### Exercise aim
Return all lines below containing the word "влажность".

### Data extract
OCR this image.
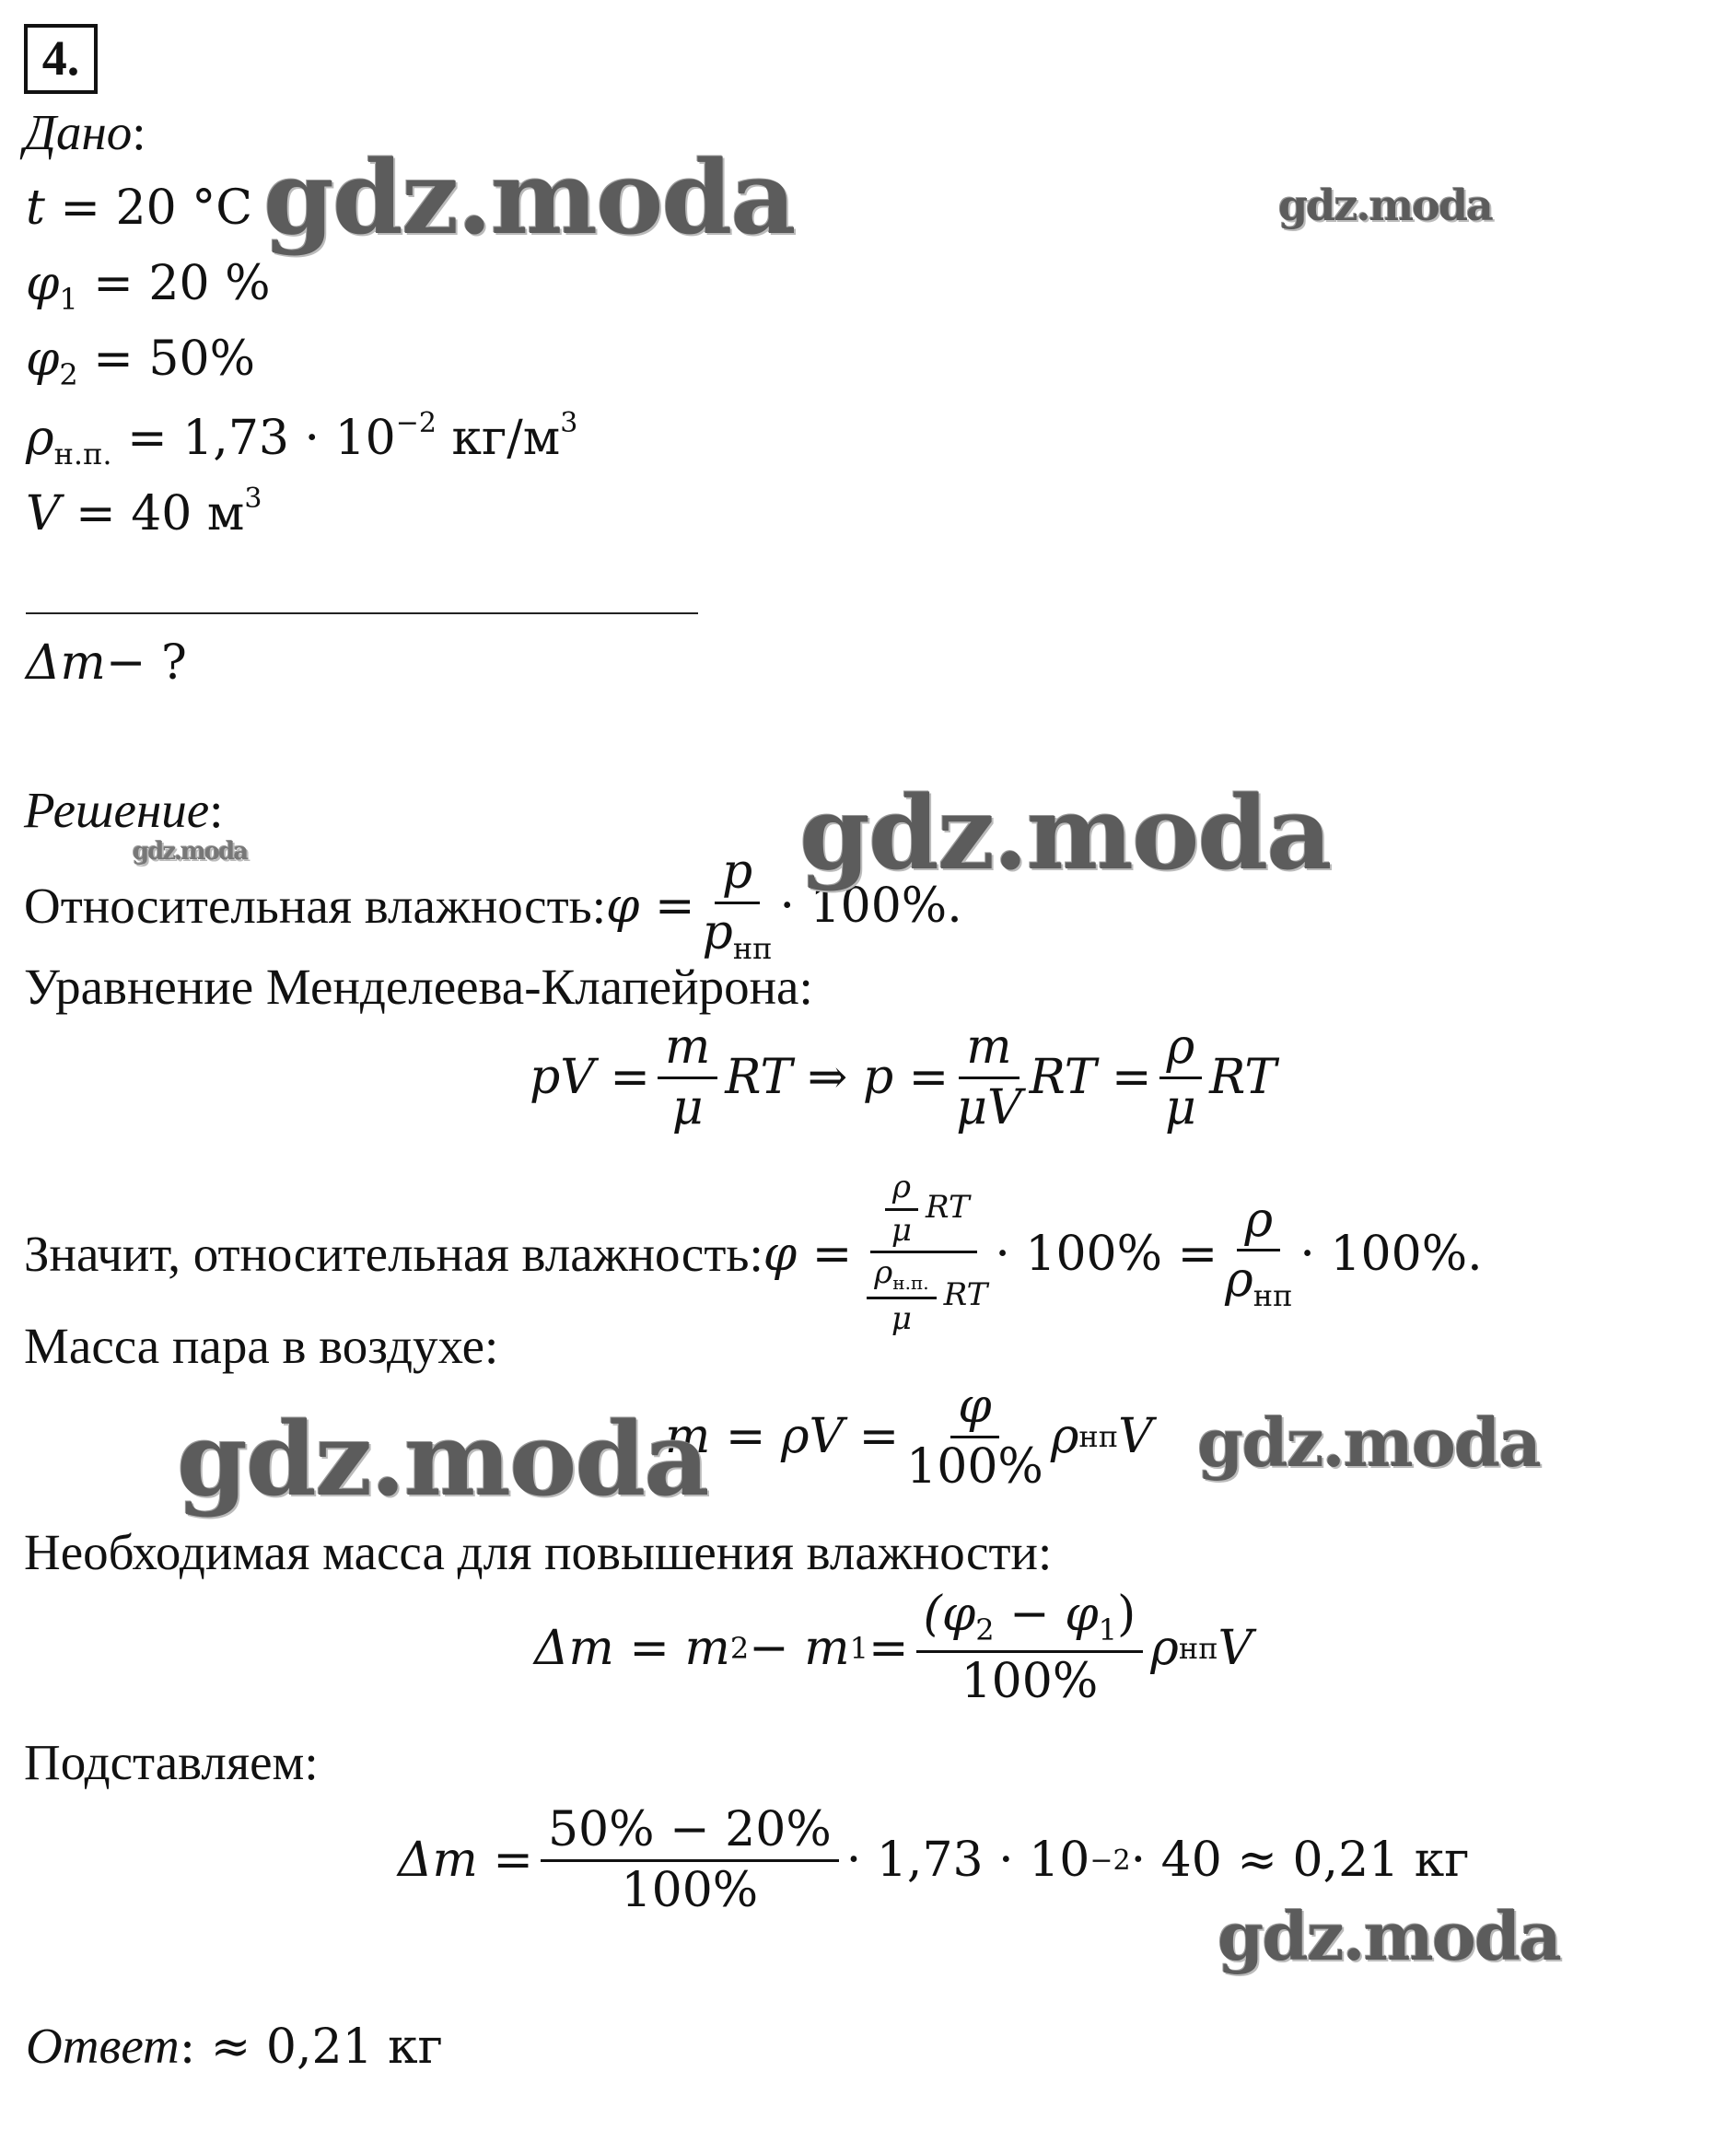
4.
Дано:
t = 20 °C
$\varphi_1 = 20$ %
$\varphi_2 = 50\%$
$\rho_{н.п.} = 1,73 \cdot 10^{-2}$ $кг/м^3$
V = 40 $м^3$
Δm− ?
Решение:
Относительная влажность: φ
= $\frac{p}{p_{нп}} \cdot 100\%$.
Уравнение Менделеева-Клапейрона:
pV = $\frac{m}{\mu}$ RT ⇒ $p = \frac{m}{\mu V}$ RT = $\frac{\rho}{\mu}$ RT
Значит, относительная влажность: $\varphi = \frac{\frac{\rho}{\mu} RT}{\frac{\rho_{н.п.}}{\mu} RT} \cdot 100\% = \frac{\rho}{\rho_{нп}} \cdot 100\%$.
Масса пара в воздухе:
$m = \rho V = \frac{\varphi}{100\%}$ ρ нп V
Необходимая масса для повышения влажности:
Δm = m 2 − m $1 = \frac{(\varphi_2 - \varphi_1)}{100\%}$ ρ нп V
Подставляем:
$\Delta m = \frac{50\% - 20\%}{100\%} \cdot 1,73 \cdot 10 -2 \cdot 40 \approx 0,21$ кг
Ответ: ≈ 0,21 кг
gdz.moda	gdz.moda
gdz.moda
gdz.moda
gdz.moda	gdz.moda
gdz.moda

### Reply
Относительная влажность: φ
Значит, относительная влажность: $\varphi = \frac{\frac{\rho}{\mu} RT}{\frac{\rho_{н.п.}}{\mu} RT} \cdot 100\% = \frac{\rho}{\rho_{нп}} \cdot 100\%$.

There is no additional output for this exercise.